Every record that follows must be duplicated exactly, with images left out.

Saved entries:
----

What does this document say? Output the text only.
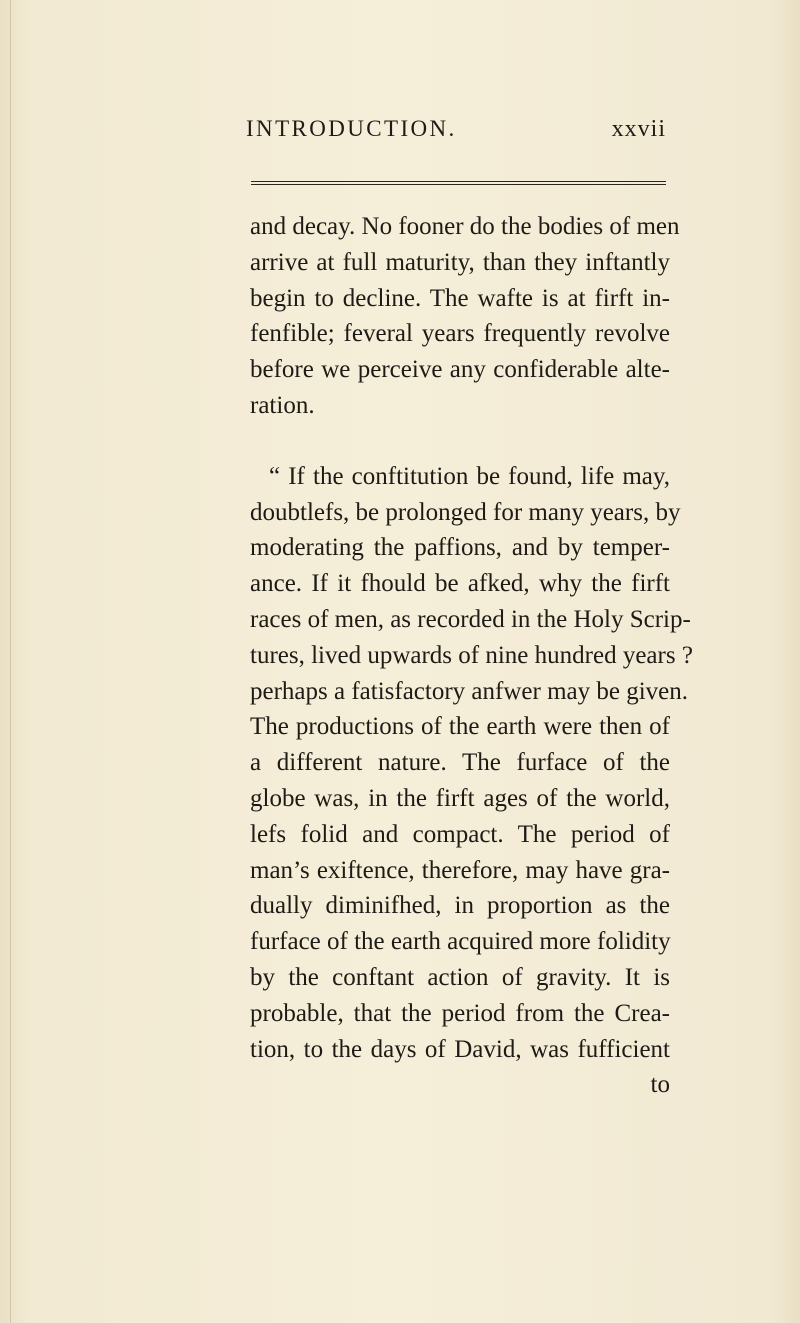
INTRODUCTION.	xxvii
and decay. No fooner do the bodies of men
arrive at full maturity, than they inftantly
begin to decline. The wafte is at firft in-
fenfible; feveral years frequently revolve
before we perceive any confiderable alte-
ration.
“ If the conftitution be found, life may,
doubtlefs, be prolonged for many years, by
moderating the paffions, and by temper-
ance. If it fhould be afked, why the firft
races of men, as recorded in the Holy Scrip-
tures, lived upwards of nine hundred years ?
perhaps a fatisfactory anfwer may be given.
The productions of the earth were then of
a different nature. The furface of the
globe was, in the firft ages of the world,
lefs folid and compact. The period of
man’s exiftence, therefore, may have gra-
dually diminifhed, in proportion as the
furface of the earth acquired more folidity
by the conftant action of gravity. It is
probable, that the period from the Crea-
tion, to the days of David, was fufficient
to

----

--- Solution for this problem ---
What does this document say? Output the text only.
INTRODUCTION.	xxvii
and decay. No fooner do the bodies of men
arrive at full maturity, than they inftantly
begin to decline. The wafte is at firft in-
fenfible; feveral years frequently revolve
before we perceive any confiderable alte-
ration.
“ If the conftitution be found, life may,
doubtlefs, be prolonged for many years, by
moderating the paffions, and by temper-
ance. If it fhould be afked, why the firft
races of men, as recorded in the Holy Scrip-
tures, lived upwards of nine hundred years ?
perhaps a fatisfactory anfwer may be given.
The productions of the earth were then of
a different nature. The furface of the
globe was, in the firft ages of the world,
lefs folid and compact. The period of
man’s exiftence, therefore, may have gra-
dually diminifhed, in proportion as the
furface of the earth acquired more folidity
by the conftant action of gravity. It is
probable, that the period from the Crea-
tion, to the days of David, was fufficient
to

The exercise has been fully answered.